EXERCISE DIRECTIONS:
Go through the listing below and list every line with "Southern".
**** INFORMATION GIVEN
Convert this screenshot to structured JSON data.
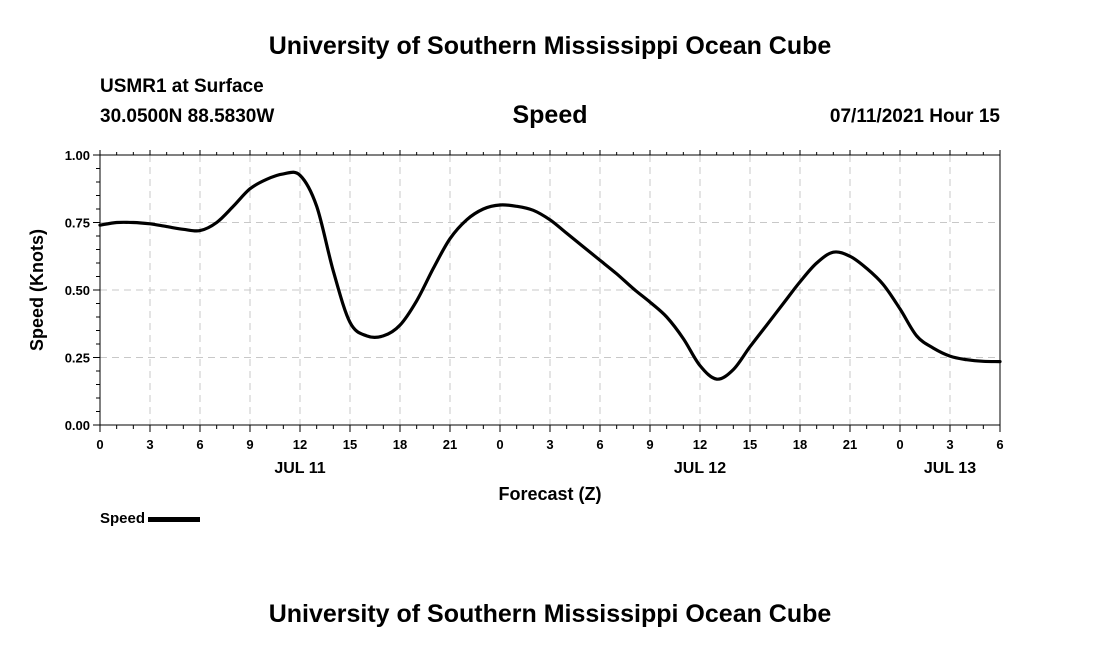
{
  "header": {
    "title": "University of Southern Mississippi Ocean Cube",
    "station": "USMR1 at Surface",
    "location": "30.0500N  88.5830W",
    "variable": "Speed",
    "datetime": "07/11/2021 Hour 15"
  },
  "footer": {
    "title": "University of Southern Mississippi Ocean Cube"
  },
  "legend": {
    "label": "Speed"
  },
  "chart_data": {
    "type": "line",
    "title": "Speed",
    "xlabel": "Forecast (Z)",
    "ylabel": "Speed (Knots)",
    "xlim": [
      0,
      54
    ],
    "ylim": [
      0,
      1
    ],
    "grid": true,
    "legend_position": "bottom-left",
    "colors": {
      "line": "#000000",
      "grid": "#c8c8c8"
    },
    "x_tick_labels": [
      "0",
      "3",
      "6",
      "9",
      "12",
      "15",
      "18",
      "21",
      "0",
      "3",
      "6",
      "9",
      "12",
      "15",
      "18",
      "21",
      "0",
      "3",
      "6"
    ],
    "y_tick_labels": [
      "0.00",
      "0.25",
      "0.50",
      "0.75",
      "1.00"
    ],
    "y_tick_values": [
      0,
      0.25,
      0.5,
      0.75,
      1.0
    ],
    "date_labels": [
      {
        "label": "JUL 11",
        "x": 12
      },
      {
        "label": "JUL 12",
        "x": 36
      },
      {
        "label": "JUL 13",
        "x": 51
      }
    ],
    "series": [
      {
        "name": "Speed",
        "x": [
          0,
          1,
          2,
          3,
          4,
          5,
          6,
          7,
          8,
          9,
          10,
          11,
          12,
          13,
          14,
          15,
          16,
          17,
          18,
          19,
          20,
          21,
          22,
          23,
          24,
          25,
          26,
          27,
          28,
          29,
          30,
          31,
          32,
          33,
          34,
          35,
          36,
          37,
          38,
          39,
          40,
          41,
          42,
          43,
          44,
          45,
          46,
          47,
          48,
          49,
          50,
          51,
          52,
          53,
          54
        ],
        "values": [
          0.74,
          0.75,
          0.75,
          0.745,
          0.735,
          0.725,
          0.72,
          0.75,
          0.81,
          0.875,
          0.91,
          0.93,
          0.925,
          0.81,
          0.57,
          0.38,
          0.33,
          0.33,
          0.37,
          0.46,
          0.58,
          0.69,
          0.76,
          0.8,
          0.815,
          0.81,
          0.795,
          0.76,
          0.71,
          0.66,
          0.61,
          0.56,
          0.505,
          0.455,
          0.4,
          0.32,
          0.22,
          0.17,
          0.205,
          0.29,
          0.37,
          0.45,
          0.53,
          0.6,
          0.64,
          0.625,
          0.58,
          0.52,
          0.43,
          0.33,
          0.285,
          0.255,
          0.242,
          0.236,
          0.235
        ]
      }
    ]
  }
}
********
WRITTEN SOLUTION:
    "title": "University of Southern Mississippi Ocean Cube",
    "title": "University of Southern Mississippi Ocean Cube"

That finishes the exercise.